## AIM OF THE TASK
Answer these questions from the GPTZero article:
1. In what month did ChatGPT debut?
2. At which university is Edward Tian a senior?
3. What does Tian say we have to build so that new technologies are adopted responsibly?

## PASSAGE TO READ
•••••
GPTZero is a tool designed to detect writing generated by ChatGPT, the AI writing tool that debuted in November and sent shockwaves through the education system due to its ability to instantly generate human-seeming text in response to prompts.
GPTZero was created by Edward Tian, a senior at Princeton University who majors in computer science and minors in journalism. GPTZero is available for free to teachers and others, and can detect work generated by ChatGPT more than 98 percent of the time, Tian tells Tech & Learning. The tool is one of several new detection tools that have emerged since the release of ChatGPT.
Tian shares how he created GPTZero, how it works, and how teachers can utilize it to prevent cheating with ChatGPT in their classes.
What is GPTZero?
Tian was inspired to create GPTZero after ChatGPT was released and he, like many others, saw the potential the technology had to aid student cheating. “I think this technology is the future. AI is here to stay,” he says. “But at the same time, we have to build the safeguards so that these new technologies are adopted responsibly.”
•••••
## INFORMATION

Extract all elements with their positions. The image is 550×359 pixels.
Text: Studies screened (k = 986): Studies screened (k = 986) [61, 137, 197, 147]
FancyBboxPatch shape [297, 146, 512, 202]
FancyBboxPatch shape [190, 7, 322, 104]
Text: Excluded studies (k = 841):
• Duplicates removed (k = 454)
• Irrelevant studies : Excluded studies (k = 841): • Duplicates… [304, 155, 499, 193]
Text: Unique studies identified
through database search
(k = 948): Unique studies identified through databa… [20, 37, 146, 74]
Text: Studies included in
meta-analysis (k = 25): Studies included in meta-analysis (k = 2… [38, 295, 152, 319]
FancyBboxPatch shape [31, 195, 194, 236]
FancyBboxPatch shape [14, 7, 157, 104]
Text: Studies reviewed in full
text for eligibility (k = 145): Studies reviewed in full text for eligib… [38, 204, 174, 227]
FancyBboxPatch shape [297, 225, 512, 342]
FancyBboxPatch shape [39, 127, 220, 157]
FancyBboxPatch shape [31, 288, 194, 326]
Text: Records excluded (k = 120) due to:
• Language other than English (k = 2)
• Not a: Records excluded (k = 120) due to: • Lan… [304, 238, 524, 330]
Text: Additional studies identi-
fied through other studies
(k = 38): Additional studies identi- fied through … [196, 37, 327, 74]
•••••
## WRITTEN ANSWER
1. November
2. Princeton University
3. Safeguards